WHAT YOU WILL DO
Copy all lines in which the word "menjadi" can be found.

DATA PROVIDED
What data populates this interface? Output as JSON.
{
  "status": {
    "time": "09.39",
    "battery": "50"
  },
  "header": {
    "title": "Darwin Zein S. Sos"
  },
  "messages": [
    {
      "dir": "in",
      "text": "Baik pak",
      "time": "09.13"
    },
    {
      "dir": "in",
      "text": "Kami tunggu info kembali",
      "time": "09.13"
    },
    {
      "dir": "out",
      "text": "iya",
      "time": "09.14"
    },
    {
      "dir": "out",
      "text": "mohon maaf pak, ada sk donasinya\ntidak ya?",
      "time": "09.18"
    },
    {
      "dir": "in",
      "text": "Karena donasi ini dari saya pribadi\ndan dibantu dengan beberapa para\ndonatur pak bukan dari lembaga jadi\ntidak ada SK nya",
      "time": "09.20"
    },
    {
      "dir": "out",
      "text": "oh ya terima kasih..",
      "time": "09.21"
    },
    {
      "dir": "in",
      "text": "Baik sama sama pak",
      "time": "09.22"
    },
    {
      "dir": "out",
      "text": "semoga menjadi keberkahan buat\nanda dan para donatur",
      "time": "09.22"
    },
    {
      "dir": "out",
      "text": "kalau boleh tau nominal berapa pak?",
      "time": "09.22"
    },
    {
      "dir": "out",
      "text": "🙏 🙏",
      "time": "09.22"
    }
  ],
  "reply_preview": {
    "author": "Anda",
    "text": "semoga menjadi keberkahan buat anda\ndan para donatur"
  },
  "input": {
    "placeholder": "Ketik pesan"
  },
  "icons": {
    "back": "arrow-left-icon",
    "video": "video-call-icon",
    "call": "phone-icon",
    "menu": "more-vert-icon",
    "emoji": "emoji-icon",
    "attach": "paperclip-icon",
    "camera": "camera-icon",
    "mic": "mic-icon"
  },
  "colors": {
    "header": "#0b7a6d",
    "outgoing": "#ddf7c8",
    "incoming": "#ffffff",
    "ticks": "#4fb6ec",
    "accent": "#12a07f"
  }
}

...

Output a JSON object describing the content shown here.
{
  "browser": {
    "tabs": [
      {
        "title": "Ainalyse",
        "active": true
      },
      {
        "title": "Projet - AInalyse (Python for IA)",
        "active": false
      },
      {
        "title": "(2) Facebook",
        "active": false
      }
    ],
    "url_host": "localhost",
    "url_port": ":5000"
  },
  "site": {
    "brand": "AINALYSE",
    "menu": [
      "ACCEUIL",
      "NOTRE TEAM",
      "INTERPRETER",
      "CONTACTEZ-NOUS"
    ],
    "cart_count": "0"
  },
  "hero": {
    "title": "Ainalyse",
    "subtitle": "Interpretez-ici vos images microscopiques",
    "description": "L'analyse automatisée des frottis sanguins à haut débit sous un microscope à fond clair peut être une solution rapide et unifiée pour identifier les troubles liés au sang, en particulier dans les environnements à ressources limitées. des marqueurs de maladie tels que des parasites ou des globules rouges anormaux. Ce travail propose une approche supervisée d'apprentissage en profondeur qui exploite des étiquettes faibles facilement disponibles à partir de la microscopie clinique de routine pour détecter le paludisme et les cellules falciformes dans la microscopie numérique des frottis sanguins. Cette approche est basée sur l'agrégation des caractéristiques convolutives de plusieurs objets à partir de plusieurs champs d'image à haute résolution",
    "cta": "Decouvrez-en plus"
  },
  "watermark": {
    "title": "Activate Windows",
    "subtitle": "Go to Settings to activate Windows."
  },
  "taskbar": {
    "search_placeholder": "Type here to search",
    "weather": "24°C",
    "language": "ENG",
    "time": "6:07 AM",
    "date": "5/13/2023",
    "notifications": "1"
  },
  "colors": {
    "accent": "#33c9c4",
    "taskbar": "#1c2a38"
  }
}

--

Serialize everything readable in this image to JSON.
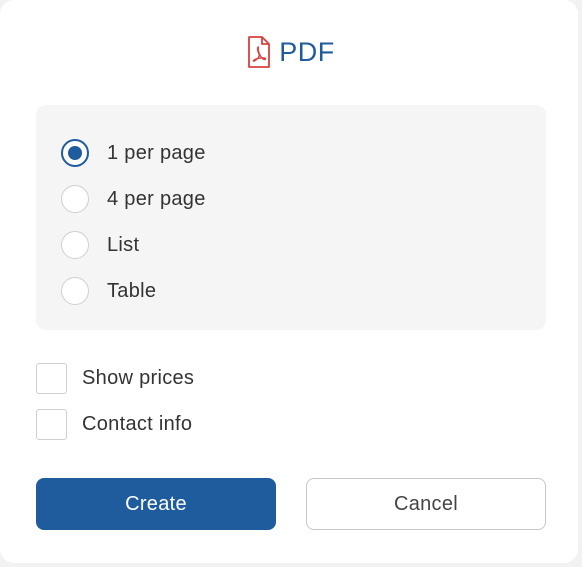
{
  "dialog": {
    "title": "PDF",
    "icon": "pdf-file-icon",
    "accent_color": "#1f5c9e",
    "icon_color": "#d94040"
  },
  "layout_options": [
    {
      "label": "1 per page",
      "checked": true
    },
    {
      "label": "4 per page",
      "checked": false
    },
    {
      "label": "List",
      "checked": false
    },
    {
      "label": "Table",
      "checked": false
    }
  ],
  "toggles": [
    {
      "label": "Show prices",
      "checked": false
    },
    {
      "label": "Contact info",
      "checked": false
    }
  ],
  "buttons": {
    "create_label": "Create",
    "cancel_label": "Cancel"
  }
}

TASK ANSWER
      "text": "semoga menjadi keberkahan buat\nanda dan para donatur",
    "text": "semoga menjadi keberkahan buat anda\ndan para donatur"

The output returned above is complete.